[Records about charts and figures]

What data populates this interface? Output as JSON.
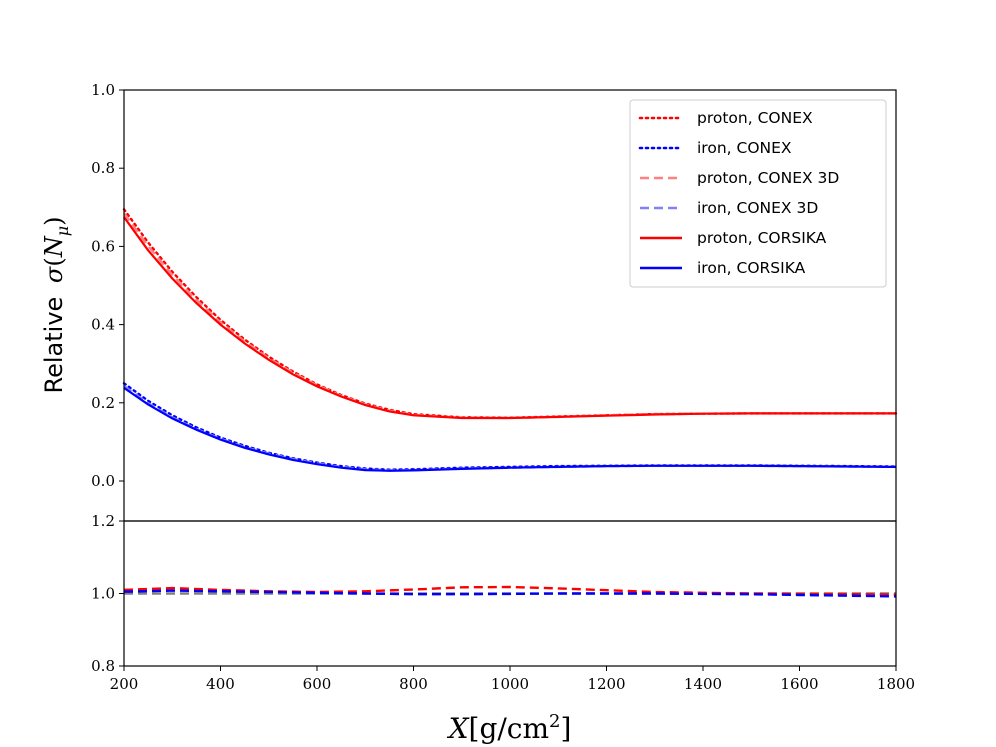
{
  "chart_data": [
    {
      "type": "line",
      "panel": "main",
      "ylabel_prefix": "Relative ",
      "ylabel_sigma": "σ",
      "ylabel_var": "N",
      "ylabel_sub": "μ",
      "xlim": [
        200,
        1800
      ],
      "ylim": [
        0.0,
        1.0
      ],
      "yticks": [
        "0.0",
        "0.2",
        "0.4",
        "0.6",
        "0.8",
        "1.0"
      ],
      "legend_position": "top-right",
      "series": [
        {
          "name": "proton, CONEX",
          "color": "#ff0000",
          "style": "dotted",
          "x": [
            200,
            250,
            300,
            350,
            400,
            450,
            500,
            550,
            600,
            650,
            700,
            750,
            800,
            900,
            1000,
            1100,
            1200,
            1300,
            1400,
            1500,
            1600,
            1700,
            1800
          ],
          "y": [
            0.695,
            0.61,
            0.535,
            0.47,
            0.412,
            0.362,
            0.318,
            0.28,
            0.247,
            0.22,
            0.198,
            0.182,
            0.171,
            0.163,
            0.162,
            0.165,
            0.168,
            0.171,
            0.172,
            0.173,
            0.173,
            0.173,
            0.173
          ]
        },
        {
          "name": "iron, CONEX",
          "color": "#0000ff",
          "style": "dotted",
          "x": [
            200,
            250,
            300,
            350,
            400,
            450,
            500,
            550,
            600,
            650,
            700,
            750,
            800,
            900,
            1000,
            1100,
            1200,
            1300,
            1400,
            1500,
            1600,
            1700,
            1800
          ],
          "y": [
            0.25,
            0.205,
            0.168,
            0.137,
            0.111,
            0.09,
            0.072,
            0.058,
            0.047,
            0.038,
            0.032,
            0.029,
            0.03,
            0.034,
            0.036,
            0.038,
            0.039,
            0.04,
            0.04,
            0.04,
            0.039,
            0.038,
            0.037
          ]
        },
        {
          "name": "proton, CONEX 3D",
          "color": "#ff8080",
          "style": "dashed",
          "x": [
            200,
            250,
            300,
            350,
            400,
            450,
            500,
            550,
            600,
            650,
            700,
            750,
            800,
            900,
            1000,
            1100,
            1200,
            1300,
            1400,
            1500,
            1600,
            1700,
            1800
          ],
          "y": [
            0.685,
            0.601,
            0.527,
            0.463,
            0.406,
            0.357,
            0.314,
            0.277,
            0.245,
            0.218,
            0.196,
            0.18,
            0.169,
            0.162,
            0.161,
            0.164,
            0.168,
            0.171,
            0.172,
            0.173,
            0.173,
            0.173,
            0.173
          ]
        },
        {
          "name": "iron, CONEX 3D",
          "color": "#8080ff",
          "style": "dashed",
          "x": [
            200,
            250,
            300,
            350,
            400,
            450,
            500,
            550,
            600,
            650,
            700,
            750,
            800,
            900,
            1000,
            1100,
            1200,
            1300,
            1400,
            1500,
            1600,
            1700,
            1800
          ],
          "y": [
            0.243,
            0.199,
            0.163,
            0.133,
            0.108,
            0.087,
            0.07,
            0.056,
            0.045,
            0.036,
            0.03,
            0.027,
            0.028,
            0.032,
            0.034,
            0.036,
            0.038,
            0.039,
            0.039,
            0.039,
            0.038,
            0.037,
            0.036
          ]
        },
        {
          "name": "proton, CORSIKA",
          "color": "#ff0000",
          "style": "solid",
          "x": [
            200,
            250,
            300,
            350,
            400,
            450,
            500,
            550,
            600,
            650,
            700,
            750,
            800,
            900,
            1000,
            1100,
            1200,
            1300,
            1400,
            1500,
            1600,
            1700,
            1800
          ],
          "y": [
            0.675,
            0.59,
            0.518,
            0.455,
            0.4,
            0.352,
            0.31,
            0.273,
            0.242,
            0.216,
            0.194,
            0.178,
            0.168,
            0.161,
            0.161,
            0.164,
            0.167,
            0.17,
            0.172,
            0.173,
            0.173,
            0.173,
            0.173
          ]
        },
        {
          "name": "iron, CORSIKA",
          "color": "#0000ff",
          "style": "solid",
          "x": [
            200,
            250,
            300,
            350,
            400,
            450,
            500,
            550,
            600,
            650,
            700,
            750,
            800,
            900,
            1000,
            1100,
            1200,
            1300,
            1400,
            1500,
            1600,
            1700,
            1800
          ],
          "y": [
            0.238,
            0.196,
            0.16,
            0.131,
            0.106,
            0.085,
            0.068,
            0.054,
            0.043,
            0.034,
            0.028,
            0.026,
            0.027,
            0.031,
            0.034,
            0.036,
            0.038,
            0.039,
            0.039,
            0.039,
            0.038,
            0.037,
            0.036
          ]
        }
      ]
    },
    {
      "type": "line",
      "panel": "ratio",
      "xlabel_var": "X",
      "xlabel_units": "[g/cm",
      "xlabel_sup": "2",
      "xlabel_close": "]",
      "xlim": [
        200,
        1800
      ],
      "ylim": [
        0.8,
        1.2
      ],
      "xticks": [
        "200",
        "400",
        "600",
        "800",
        "1000",
        "1200",
        "1400",
        "1600",
        "1800"
      ],
      "yticks": [
        "0.8",
        "1.0",
        "1.2"
      ],
      "series": [
        {
          "color": "#808080",
          "style": "dashed",
          "x": [
            200,
            400,
            600,
            800,
            1000,
            1200,
            1400,
            1600,
            1800
          ],
          "y": [
            1.0,
            1.0,
            1.0,
            1.0,
            1.0,
            1.0,
            1.0,
            1.0,
            1.0
          ]
        },
        {
          "color": "#ff0000",
          "style": "dashed",
          "x": [
            200,
            300,
            400,
            500,
            600,
            700,
            800,
            900,
            1000,
            1100,
            1200,
            1300,
            1400,
            1500,
            1600,
            1700,
            1800
          ],
          "y": [
            1.01,
            1.015,
            1.01,
            1.006,
            1.004,
            1.006,
            1.011,
            1.017,
            1.018,
            1.014,
            1.009,
            1.004,
            1.002,
            1.0,
            0.999,
            0.998,
            0.997
          ]
        },
        {
          "color": "#0000ff",
          "style": "dashed",
          "x": [
            200,
            300,
            400,
            500,
            600,
            700,
            800,
            900,
            1000,
            1100,
            1200,
            1300,
            1400,
            1500,
            1600,
            1700,
            1800
          ],
          "y": [
            1.005,
            1.008,
            1.006,
            1.004,
            1.002,
            1.0,
            0.998,
            0.998,
            0.999,
            1.0,
            1.0,
            1.0,
            0.999,
            0.998,
            0.996,
            0.994,
            0.992
          ]
        }
      ]
    }
  ]
}
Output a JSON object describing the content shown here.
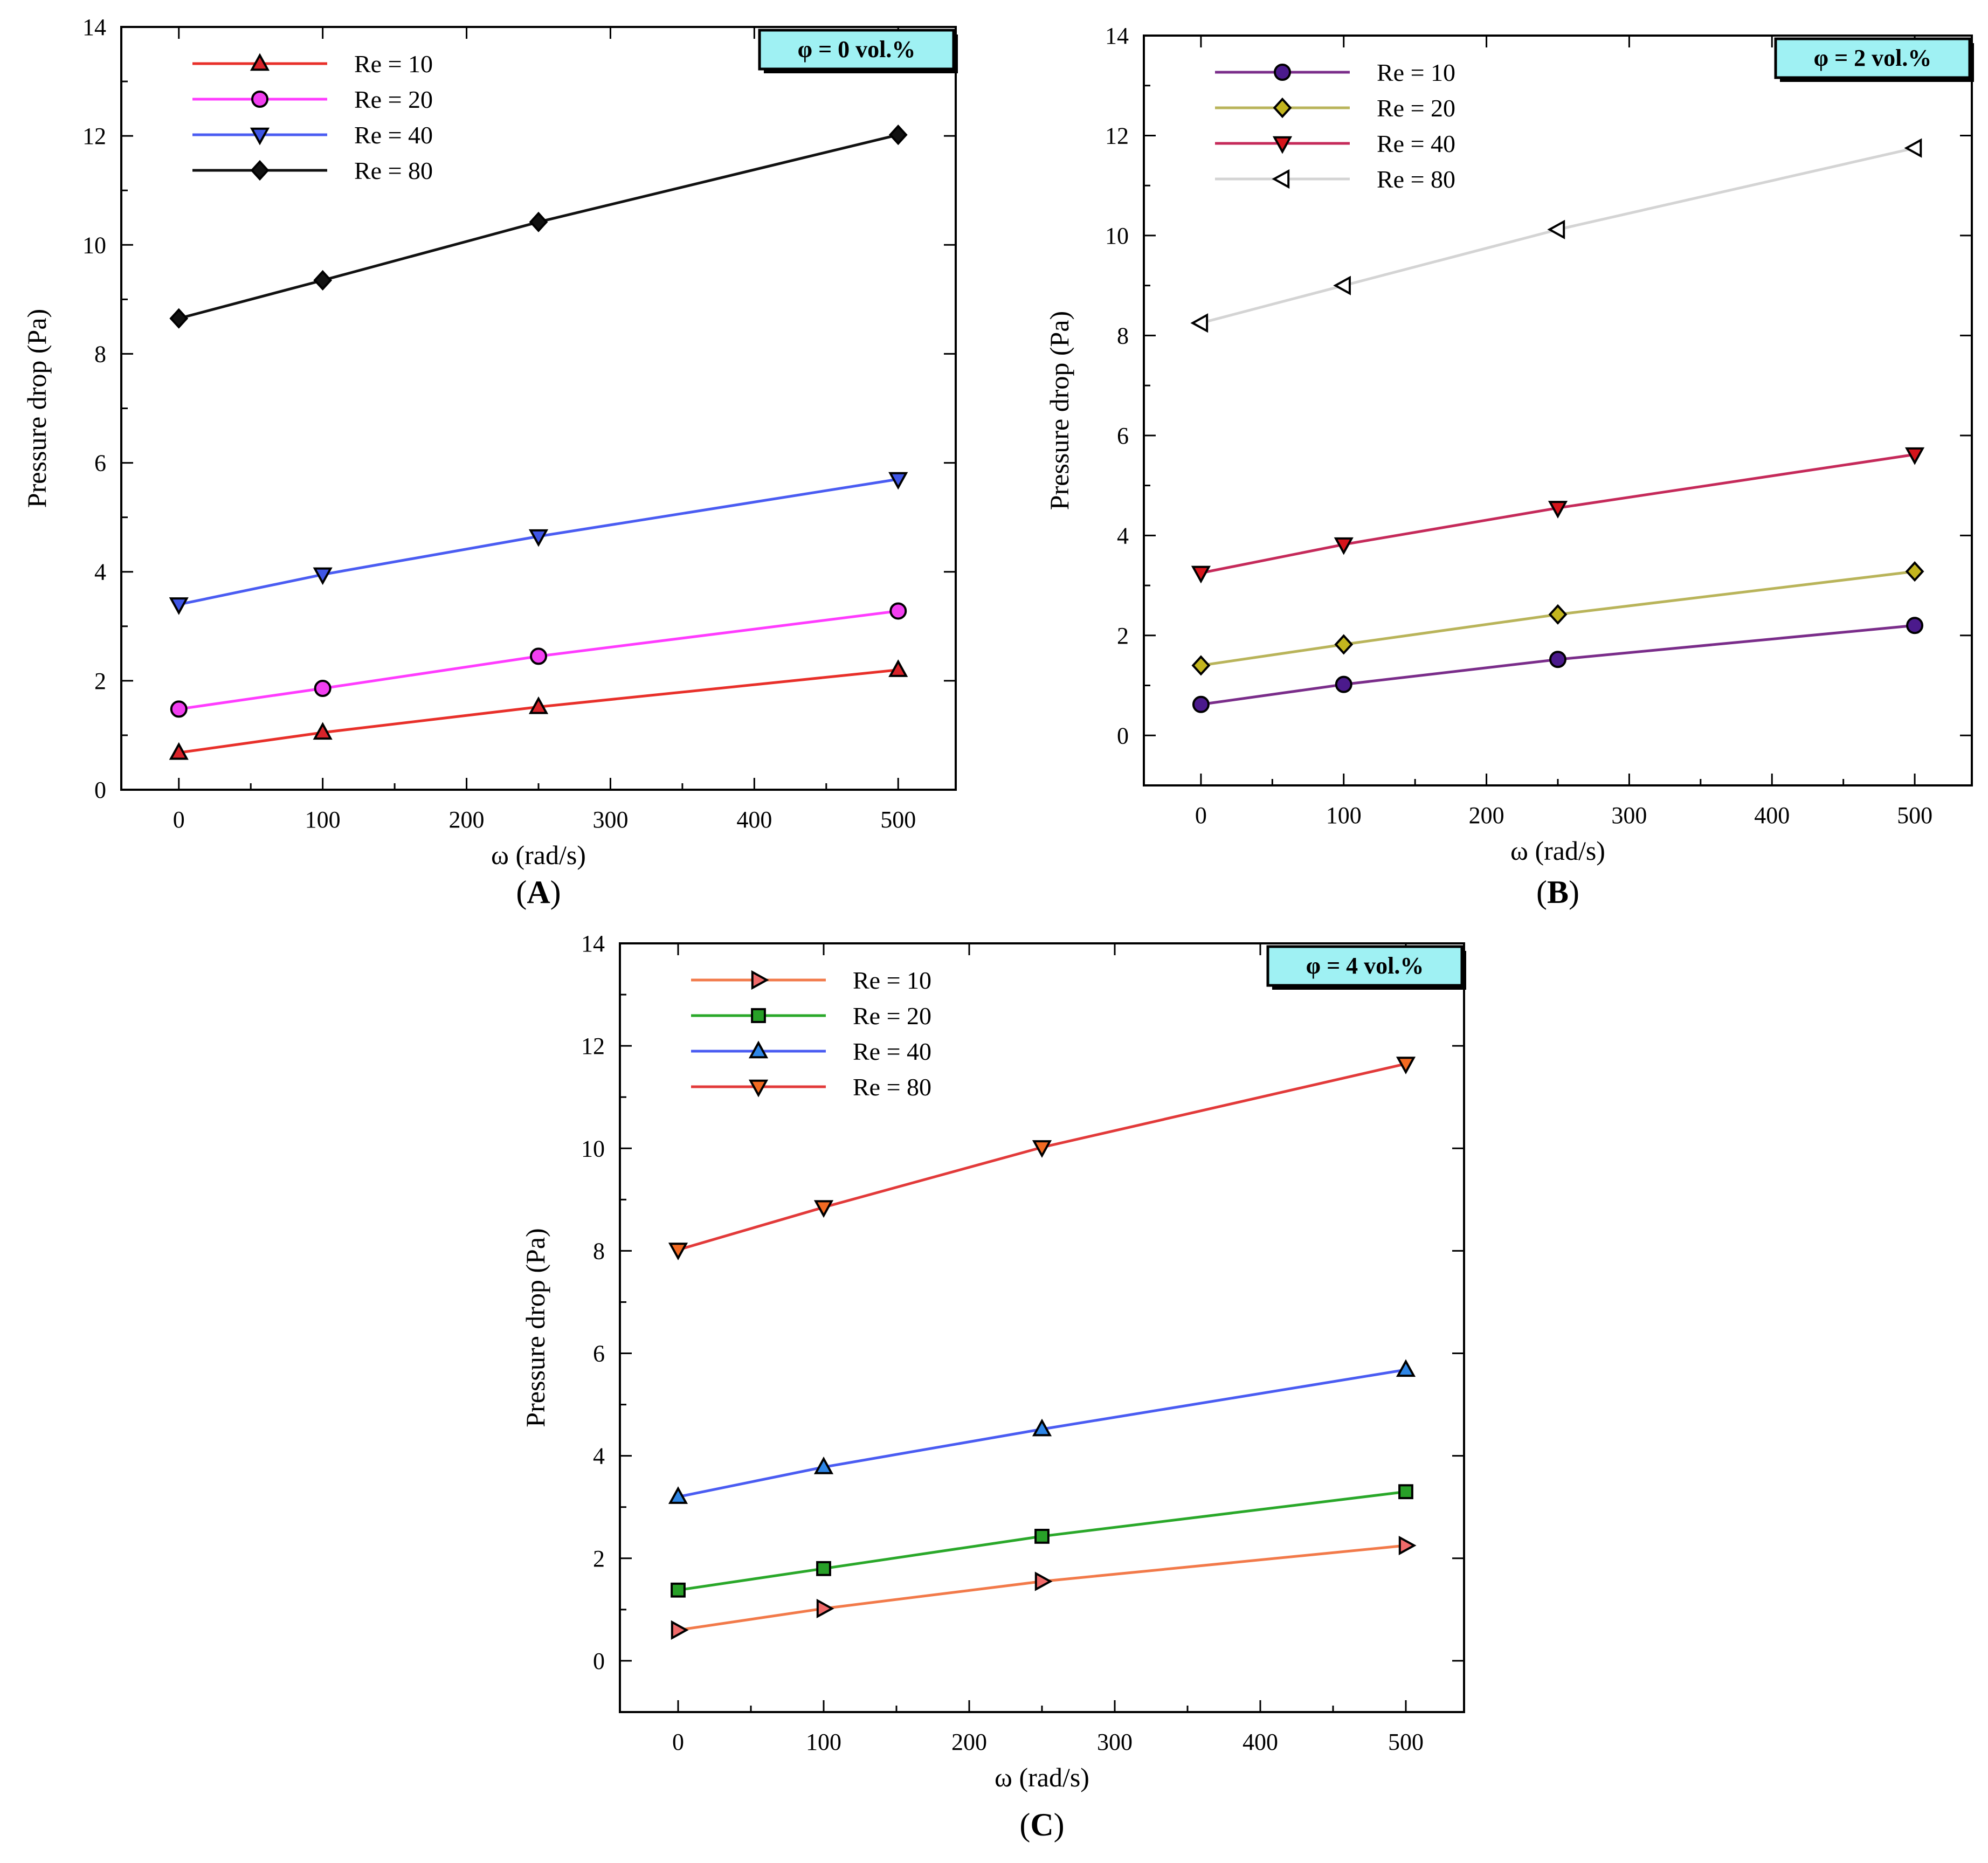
{
  "colors": {
    "background": "#ffffff",
    "badge_fill": "#9ff1f3",
    "axis": "#000000"
  },
  "chart_data": [
    {
      "panel_label": "A",
      "type": "line",
      "title": "",
      "badge": "φ = 0 vol.%",
      "xlabel": "ω (rad/s)",
      "ylabel": "Pressure drop (Pa)",
      "xlim": [
        -40,
        540
      ],
      "ylim": [
        0,
        14
      ],
      "xticks": [
        0,
        100,
        200,
        300,
        400,
        500
      ],
      "yticks": [
        0,
        2,
        4,
        6,
        8,
        10,
        12,
        14
      ],
      "x": [
        0,
        100,
        250,
        500
      ],
      "legend_position": "top-left",
      "series": [
        {
          "name": "Re = 10",
          "values": [
            0.68,
            1.05,
            1.52,
            2.2
          ],
          "color": "#e8302a",
          "marker": "triangle-up",
          "marker_fill": "#d9232a"
        },
        {
          "name": "Re = 20",
          "values": [
            1.48,
            1.86,
            2.45,
            3.28
          ],
          "color": "#ff3cff",
          "marker": "circle",
          "marker_fill": "#f23ff0"
        },
        {
          "name": "Re = 40",
          "values": [
            3.4,
            3.95,
            4.65,
            5.7
          ],
          "color": "#4a5cf2",
          "marker": "triangle-down",
          "marker_fill": "#3f56e6"
        },
        {
          "name": "Re = 80",
          "values": [
            8.65,
            9.35,
            10.42,
            12.02
          ],
          "color": "#111111",
          "marker": "diamond",
          "marker_fill": "#111111"
        }
      ]
    },
    {
      "panel_label": "B",
      "type": "line",
      "title": "",
      "badge": "φ = 2 vol.%",
      "xlabel": "ω (rad/s)",
      "ylabel": "Pressure drop (Pa)",
      "xlim": [
        -40,
        540
      ],
      "ylim": [
        -1,
        14
      ],
      "xticks": [
        0,
        100,
        200,
        300,
        400,
        500
      ],
      "yticks": [
        0,
        2,
        4,
        6,
        8,
        10,
        12,
        14
      ],
      "x": [
        0,
        100,
        250,
        500
      ],
      "legend_position": "top-left",
      "series": [
        {
          "name": "Re = 10",
          "values": [
            0.62,
            1.02,
            1.52,
            2.2
          ],
          "color": "#7a2d8a",
          "marker": "circle",
          "marker_fill": "#4b1a8c"
        },
        {
          "name": "Re = 20",
          "values": [
            1.4,
            1.82,
            2.42,
            3.28
          ],
          "color": "#b9b45a",
          "marker": "diamond",
          "marker_fill": "#c3b51e"
        },
        {
          "name": "Re = 40",
          "values": [
            3.25,
            3.82,
            4.55,
            5.62
          ],
          "color": "#c52a5a",
          "marker": "triangle-down",
          "marker_fill": "#d6141b"
        },
        {
          "name": "Re = 80",
          "values": [
            8.25,
            9.0,
            10.12,
            11.75
          ],
          "color": "#d4d4d4",
          "marker": "triangle-left",
          "marker_fill": "#ffffff"
        }
      ]
    },
    {
      "panel_label": "C",
      "type": "line",
      "title": "",
      "badge": "φ = 4 vol.%",
      "xlabel": "ω (rad/s)",
      "ylabel": "Pressure drop (Pa)",
      "xlim": [
        -40,
        540
      ],
      "ylim": [
        -1,
        14
      ],
      "xticks": [
        0,
        100,
        200,
        300,
        400,
        500
      ],
      "yticks": [
        0,
        2,
        4,
        6,
        8,
        10,
        12,
        14
      ],
      "x": [
        0,
        100,
        250,
        500
      ],
      "legend_position": "top-left",
      "series": [
        {
          "name": "Re = 10",
          "values": [
            0.6,
            1.02,
            1.55,
            2.25
          ],
          "color": "#f27a4a",
          "marker": "triangle-right",
          "marker_fill": "#f06a6a"
        },
        {
          "name": "Re = 20",
          "values": [
            1.38,
            1.8,
            2.43,
            3.3
          ],
          "color": "#2aa82a",
          "marker": "square",
          "marker_fill": "#28a028"
        },
        {
          "name": "Re = 40",
          "values": [
            3.2,
            3.78,
            4.52,
            5.68
          ],
          "color": "#4a5cf2",
          "marker": "triangle-up",
          "marker_fill": "#2e86e6"
        },
        {
          "name": "Re = 80",
          "values": [
            8.02,
            8.85,
            10.02,
            11.65
          ],
          "color": "#e23a3a",
          "marker": "triangle-down",
          "marker_fill": "#f26a22"
        }
      ]
    }
  ]
}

TASK DIRECTIONS |
Reproduce each line holding the word "proton".

EXERCISE RESULT |
          "name": "proton, CONEX",
          "name": "proton, CONEX 3D",
          "name": "proton, CORSIKA",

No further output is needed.